■ What this task involves
Extract the whole listing as it stands. Do not include the pictures.

[BEGIN Supplied information]

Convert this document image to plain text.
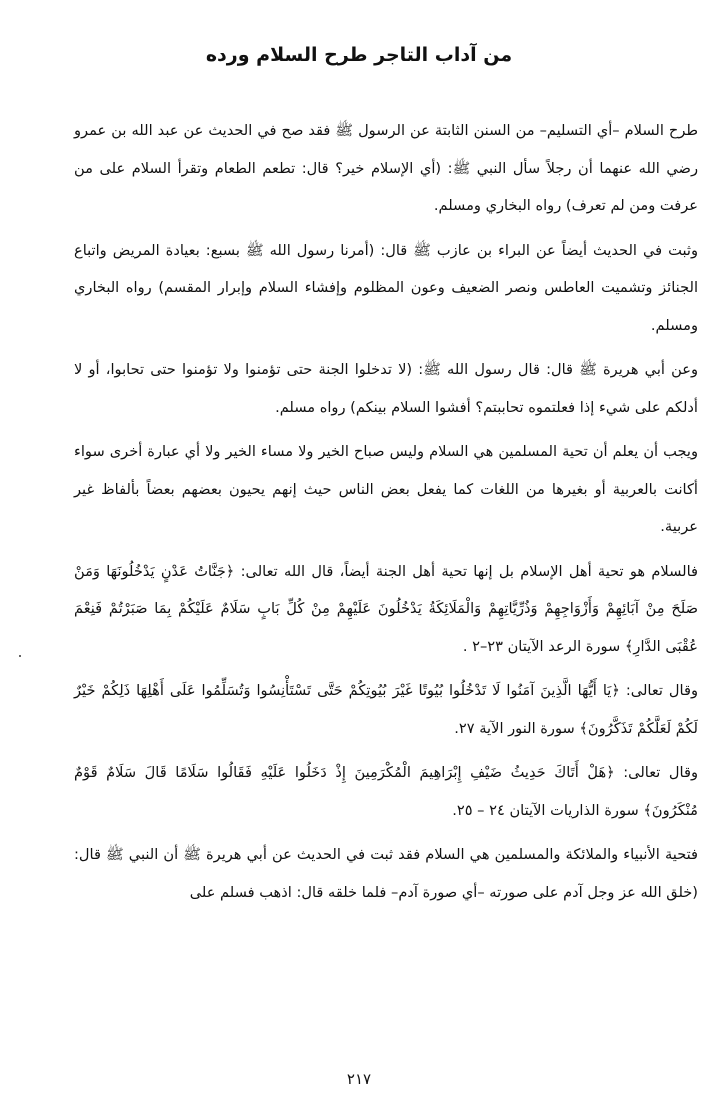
من آداب التاجر طرح السلام ورده

طرح السلام –أي التسليم– من السنن الثابتة عن الرسول ﷺ فقد صح في الحديث عن عبد الله بن عمرو رضي الله عنهما أن رجلاً سأل النبي ﷺ: (أي الإسلام خير؟ قال: تطعم الطعام وتقرأ السلام على من عرفت ومن لم تعرف) رواه البخاري ومسلم.

وثبت في الحديث أيضاً عن البراء بن عازب ﷺ قال: (أمرنا رسول الله ﷺ بسبع: بعيادة المريض واتباع الجنائز وتشميت العاطس ونصر الضعيف وعون المظلوم وإفشاء السلام وإبرار المقسم) رواه البخاري ومسلم.

وعن أبي هريرة ﷺ قال: قال رسول الله ﷺ: (لا تدخلوا الجنة حتى تؤمنوا ولا تؤمنوا حتى تحابوا، أو لا أدلكم على شيء إذا فعلتموه تحاببتم؟ أفشوا السلام بينكم) رواه مسلم.

ويجب أن يعلم أن تحية المسلمين هي السلام وليس صباح الخير ولا مساء الخير ولا أي عبارة أخرى سواء أكانت بالعربية أو بغيرها من اللغات كما يفعل بعض الناس حيث إنهم يحيون بعضهم بعضاً بألفاظ غير عربية.

فالسلام هو تحية أهل الإسلام بل إنها تحية أهل الجنة أيضاً، قال الله تعالى: ﴿جَنَّاتُ عَدْنٍ يَدْخُلُونَهَا وَمَنْ صَلَحَ مِنْ آبَائِهِمْ وَأَزْوَاجِهِمْ وَذُرِّيَّاتِهِمْ وَالْمَلَائِكَةُ يَدْخُلُونَ عَلَيْهِمْ مِنْ كُلِّ بَابٍ سَلَامٌ عَلَيْكُمْ بِمَا صَبَرْتُمْ فَنِعْمَ عُقْبَى الدَّارِ﴾ سورة الرعد الآيتان ٢٣–٢ .

وقال تعالى: ﴿يَا أَيُّهَا الَّذِينَ آمَنُوا لَا تَدْخُلُوا بُيُوتًا غَيْرَ بُيُوتِكُمْ حَتَّى تَسْتَأْنِسُوا وَتُسَلِّمُوا عَلَى أَهْلِهَا ذَلِكُمْ خَيْرٌ لَكُمْ لَعَلَّكُمْ تَذَكَّرُونَ﴾ سورة النور الآية ٢٧.

وقال تعالى: ﴿هَلْ أَتَاكَ حَدِيثُ ضَيْفِ إِبْرَاهِيمَ الْمُكْرَمِينَ إِذْ دَخَلُوا عَلَيْهِ فَقَالُوا سَلَامًا قَالَ سَلَامٌ قَوْمٌ مُنْكَرُونَ﴾ سورة الذاريات الآيتان ٢٤ – ٢٥.

فتحية الأنبياء والملائكة والمسلمين هي السلام فقد ثبت في الحديث عن أبي هريرة ﷺ أن النبي ﷺ قال: (خلق الله عز وجل آدم على صورته –أي صورة آدم– فلما خلقه قال: اذهب فسلم على

٢١٧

[END Supplied information]

■ Solution
Convert this document image to plain text.
من آداب التاجر طرح السلام ورده

طرح السلام –أي التسليم– من السنن الثابتة عن الرسول ﷺ فقد صح في الحديث عن عبد الله بن عمرو رضي الله عنهما أن رجلاً سأل النبي ﷺ: (أي الإسلام خير؟ قال: تطعم الطعام وتقرأ السلام على من عرفت ومن لم تعرف) رواه البخاري ومسلم.

وثبت في الحديث أيضاً عن البراء بن عازب ﷺ قال: (أمرنا رسول الله ﷺ بسبع: بعيادة المريض واتباع الجنائز وتشميت العاطس ونصر الضعيف وعون المظلوم وإفشاء السلام وإبرار المقسم) رواه البخاري ومسلم.

وعن أبي هريرة ﷺ قال: قال رسول الله ﷺ: (لا تدخلوا الجنة حتى تؤمنوا ولا تؤمنوا حتى تحابوا، أو لا أدلكم على شيء إذا فعلتموه تحاببتم؟ أفشوا السلام بينكم) رواه مسلم.

ويجب أن يعلم أن تحية المسلمين هي السلام وليس صباح الخير ولا مساء الخير ولا أي عبارة أخرى سواء أكانت بالعربية أو بغيرها من اللغات كما يفعل بعض الناس حيث إنهم يحيون بعضهم بعضاً بألفاظ غير عربية.

فالسلام هو تحية أهل الإسلام بل إنها تحية أهل الجنة أيضاً، قال الله تعالى: ﴿جَنَّاتُ عَدْنٍ يَدْخُلُونَهَا وَمَنْ صَلَحَ مِنْ آبَائِهِمْ وَأَزْوَاجِهِمْ وَذُرِّيَّاتِهِمْ وَالْمَلَائِكَةُ يَدْخُلُونَ عَلَيْهِمْ مِنْ كُلِّ بَابٍ سَلَامٌ عَلَيْكُمْ بِمَا صَبَرْتُمْ فَنِعْمَ عُقْبَى الدَّارِ﴾ سورة الرعد الآيتان ٢٣–٢ .

وقال تعالى: ﴿يَا أَيُّهَا الَّذِينَ آمَنُوا لَا تَدْخُلُوا بُيُوتًا غَيْرَ بُيُوتِكُمْ حَتَّى تَسْتَأْنِسُوا وَتُسَلِّمُوا عَلَى أَهْلِهَا ذَلِكُمْ خَيْرٌ لَكُمْ لَعَلَّكُمْ تَذَكَّرُونَ﴾ سورة النور الآية ٢٧.

وقال تعالى: ﴿هَلْ أَتَاكَ حَدِيثُ ضَيْفِ إِبْرَاهِيمَ الْمُكْرَمِينَ إِذْ دَخَلُوا عَلَيْهِ فَقَالُوا سَلَامًا قَالَ سَلَامٌ قَوْمٌ مُنْكَرُونَ﴾ سورة الذاريات الآيتان ٢٤ – ٢٥.

فتحية الأنبياء والملائكة والمسلمين هي السلام فقد ثبت في الحديث عن أبي هريرة ﷺ أن النبي ﷺ قال: (خلق الله عز وجل آدم على صورته –أي صورة آدم– فلما خلقه قال: اذهب فسلم على

٢١٧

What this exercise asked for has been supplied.